**Pasaje proporcionado:**
+---+
No sé a ustedes, pero a mi me entra la congoja cada vez que recuerdo estas palabras. Y más sabiendo quien las pronunció.

Yusra está al otro lado del teléfono. Tiene voz de niña, pero palabras de adulta. Acaba de cumplir la mayoría de edad, pero lleva desde los 14 años unida en matrimonio religioso a un joven poco más mayor que ella. Un chico con 22 delitos con la violencia como principal ingrediente de su lista de antecedentes penales. Está en libertad condicional, y la policía catalana ha visitado en varias ocasiones su casa atendiendo a las llamadas de los vecinos, que escucharon los gritos de una mujer, una niña, mientras alguien la apalea en la casa de arriba. Una y otra vez, los golpes y las llamadas al 112.

No conozco de nada a Yusra. Nos une el hecho de que hablamos el mismo idioma, tenemos el mismo origen —cultural, religioso, social— y, sobre todo, que ambas somos mujeres. Eso ha sido suficiente para dedicar el día a escucharla repetir una y otra vez que solo quiere que él la deje en paz. No quiere “buscarle problemas”, ni que su familia la desprecie y la rechace por denunciar los golpes de su marido. Le han dicho que “aguante”, que ella le pertenece a él, y si la pega, es que algo habrá hecho. Que aguante, que es para lo que ha nacido.

Yusra tuvo que elegir entre un padre machista, maltratador y un marido machista, maltratador

Su padre, un hombre a punto de cumplir los cuarenta, es una “persona complicada”. Ese es el único adjetivo que ha encontrado para referirse a su progenitor, quien consideró que había que atarla en vereda en plena adolescencia, antes de que empiece a interesarse por el mundo, que su sueño de seguir estudiando no importa a nadie, que se la debe quitar de encima cuanto antes, y si se la entrega al mejor postor, pues mejor que mejor.
+---+
**Bloque de datos:**
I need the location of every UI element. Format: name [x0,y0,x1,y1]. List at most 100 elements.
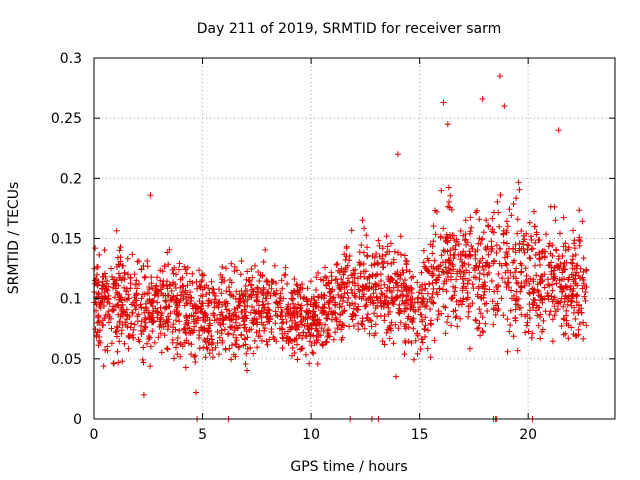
+---+
**Instrucciones de trabajo:**
[a] Determina si cada afirmación concuerda con el pasaje proporcionado y responde sí o no, citando literalmente las palabras que lo deciden. (i) Yusra ha alcanzado hace poco la mayoría de edad. (ii) La policía catalana nunca ha acudido a su casa. (iii) El padre de Yusra ya ha cumplido los cuarenta años.
[b] Repite del pasaje proporcionado todo el tramo que empieza en "No conozco de" y termina en "que ha nacido.", ambos incluidos, sin alterar nada.

**Las respuestas:**
[a]
(i) Sí: "Acaba de cumplir la mayoría de edad".
(ii) No: "la policía catalana ha visitado en varias ocasiones su casa".
(iii) No: "un hombre a punto de cumplir los cuarenta".

[b]
No conozco de nada a Yusra. Nos une el hecho de que hablamos el mismo idioma, tenemos el mismo origen —cultural, religioso, social— y, sobre todo, que ambas somos mujeres. Eso ha sido suficiente para dedicar el día a escucharla repetir una y otra vez que solo quiere que él la deje en paz. No quiere “buscarle problemas”, ni que su familia la desprecie y la rechace por denunciar los golpes de su marido. Le han dicho que “aguante”, que ella le pertenece a él, y si la pega, es que algo habrá hecho. Que aguante, que es para lo que ha nacido.